# The request
Look for the word "Польши" in the entries below, then copy every line that has it.

---------- Dataset

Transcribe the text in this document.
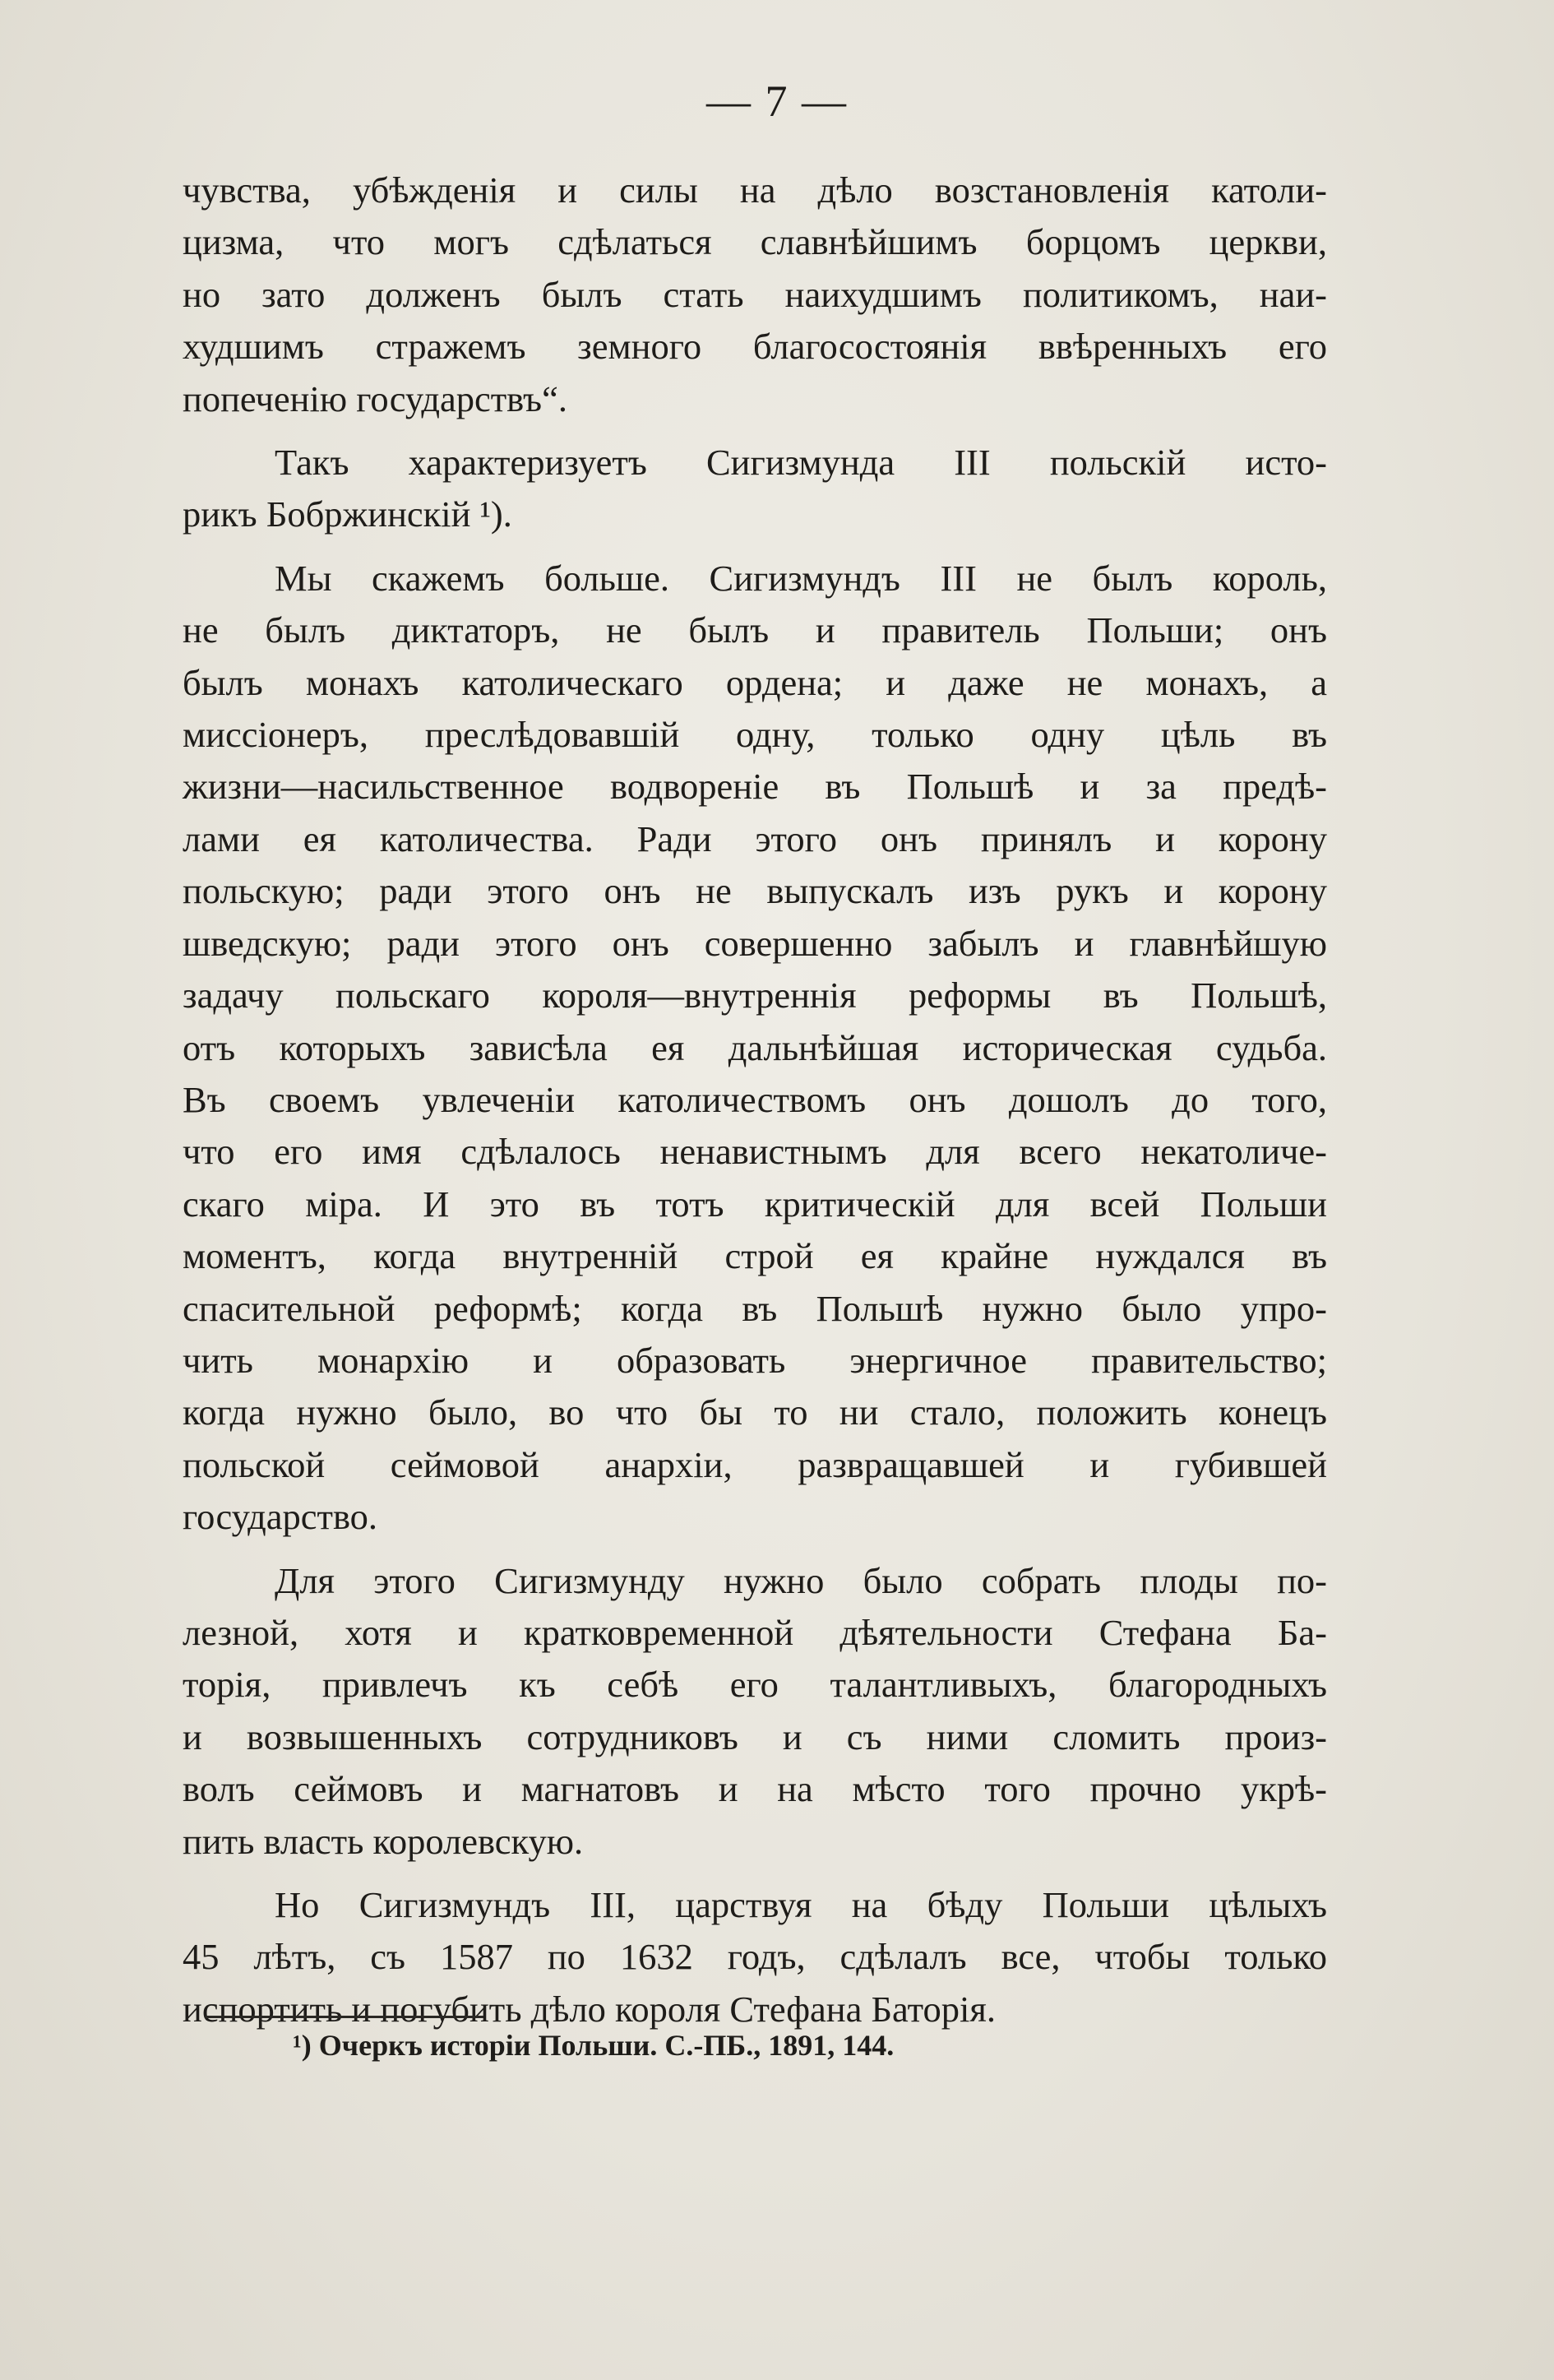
— 7 —
чувства, убѣжденія и силы на дѣло возстановленія католи-
цизма, что могъ сдѣлаться славнѣйшимъ борцомъ церкви,
но зато долженъ былъ стать наихудшимъ политикомъ, наи-
худшимъ стражемъ земного благосостоянія ввѣренныхъ его
попеченію государствъ“.
Такъ характеризуетъ Сигизмунда III польскій исто-
рикъ Бобржинскій ¹).
Мы скажемъ больше. Сигизмундъ III не былъ король,
не былъ диктаторъ, не былъ и правитель Польши; онъ
былъ монахъ католическаго ордена; и даже не монахъ, а
миссіонеръ, преслѣдовавшій одну, только одну цѣль въ
жизни—насильственное водвореніе въ Польшѣ и за предѣ-
лами ея католичества. Ради этого онъ принялъ и корону
польскую; ради этого онъ не выпускалъ изъ рукъ и корону
шведскую; ради этого онъ совершенно забылъ и главнѣйшую
задачу польскаго короля—внутреннія реформы въ Польшѣ,
отъ которыхъ зависѣла ея дальнѣйшая историческая судьба.
Въ своемъ увлеченіи католичествомъ онъ дошолъ до того,
что его имя сдѣлалось ненавистнымъ для всего некатоличе-
скаго міра. И это въ тотъ критическій для всей Польши
моментъ, когда внутренній строй ея крайне нуждался въ
спасительной реформѣ; когда въ Польшѣ нужно было упро-
чить монархію и образовать энергичное правительство;
когда нужно было, во что бы то ни стало, положить конецъ
польской сеймовой анархіи, развращавшей и губившей
государство.
Для этого Сигизмунду нужно было собрать плоды по-
лезной, хотя и кратковременной дѣятельности Стефана Ба-
торія, привлечъ къ себѣ его талантливыхъ, благородныхъ
и возвышенныхъ сотрудниковъ и съ ними сломить произ-
волъ сеймовъ и магнатовъ и на мѣсто того прочно укрѣ-
пить власть королевскую.
Но Сигизмундъ III, царствуя на бѣду Польши цѣлыхъ
45 лѣтъ, съ 1587 по 1632 годъ, сдѣлалъ все, чтобы только
испортить и погубить дѣло короля Стефана Баторія.
¹) Очеркъ исторіи Польши. С.-ПБ., 1891, 144.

--------------------

# Solved exercise
не былъ диктаторъ, не былъ и правитель Польши; онъ
скаго міра. И это въ тотъ критическій для всей Польши
Но Сигизмундъ III, царствуя на бѣду Польши цѣлыхъ
¹) Очеркъ исторіи Польши. С.-ПБ., 1891, 144.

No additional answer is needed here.